Repeat everything in the material exactly.

Records from a collection:

···

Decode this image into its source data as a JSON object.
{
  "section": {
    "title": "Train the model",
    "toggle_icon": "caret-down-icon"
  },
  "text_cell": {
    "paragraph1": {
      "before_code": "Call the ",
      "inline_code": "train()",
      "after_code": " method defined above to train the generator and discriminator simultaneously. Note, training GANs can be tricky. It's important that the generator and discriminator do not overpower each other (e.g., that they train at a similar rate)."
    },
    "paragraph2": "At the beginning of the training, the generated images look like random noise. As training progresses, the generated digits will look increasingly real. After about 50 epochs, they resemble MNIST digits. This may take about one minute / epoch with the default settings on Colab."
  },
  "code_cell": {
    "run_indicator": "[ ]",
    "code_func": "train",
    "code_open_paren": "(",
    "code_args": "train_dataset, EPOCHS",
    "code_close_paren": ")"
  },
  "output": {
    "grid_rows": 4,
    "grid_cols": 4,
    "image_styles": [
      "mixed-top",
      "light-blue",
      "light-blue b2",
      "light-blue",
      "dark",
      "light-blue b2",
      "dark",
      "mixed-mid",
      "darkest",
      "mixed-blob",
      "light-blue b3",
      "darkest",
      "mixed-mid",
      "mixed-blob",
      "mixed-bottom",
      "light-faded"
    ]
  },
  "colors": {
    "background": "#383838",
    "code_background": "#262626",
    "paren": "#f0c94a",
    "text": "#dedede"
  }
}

···

Exercise response:
Decode this image into its source data as a JSON object.
{
  "section": {
    "title": "Train the model",
    "toggle_icon": "caret-down-icon"
  },
  "text_cell": {
    "paragraph1": {
      "before_code": "Call the ",
      "inline_code": "train()",
      "after_code": " method defined above to train the generator and discriminator simultaneously. Note, training GANs can be tricky. It's important that the generator and discriminator do not overpower each other (e.g., that they train at a similar rate)."
    },
    "paragraph2": "At the beginning of the training, the generated images look like random noise. As training progresses, the generated digits will look increasingly real. After about 50 epochs, they resemble MNIST digits. This may take about one minute / epoch with the default settings on Colab."
  },
  "code_cell": {
    "run_indicator": "[ ]",
    "code_func": "train",
    "code_open_paren": "(",
    "code_args": "train_dataset, EPOCHS",
    "code_close_paren": ")"
  },
  "output": {
    "grid_rows": 4,
    "grid_cols": 4,
    "image_styles": [
      "mixed-top",
      "light-blue",
      "light-blue b2",
      "light-blue",
      "dark",
      "light-blue b2",
      "dark",
      "mixed-mid",
      "darkest",
      "mixed-blob",
      "light-blue b3",
      "darkest",
      "mixed-mid",
      "mixed-blob",
      "mixed-bottom",
      "light-faded"
    ]
  },
  "colors": {
    "background": "#383838",
    "code_background": "#262626",
    "paren": "#f0c94a",
    "text": "#dedede"
  }
}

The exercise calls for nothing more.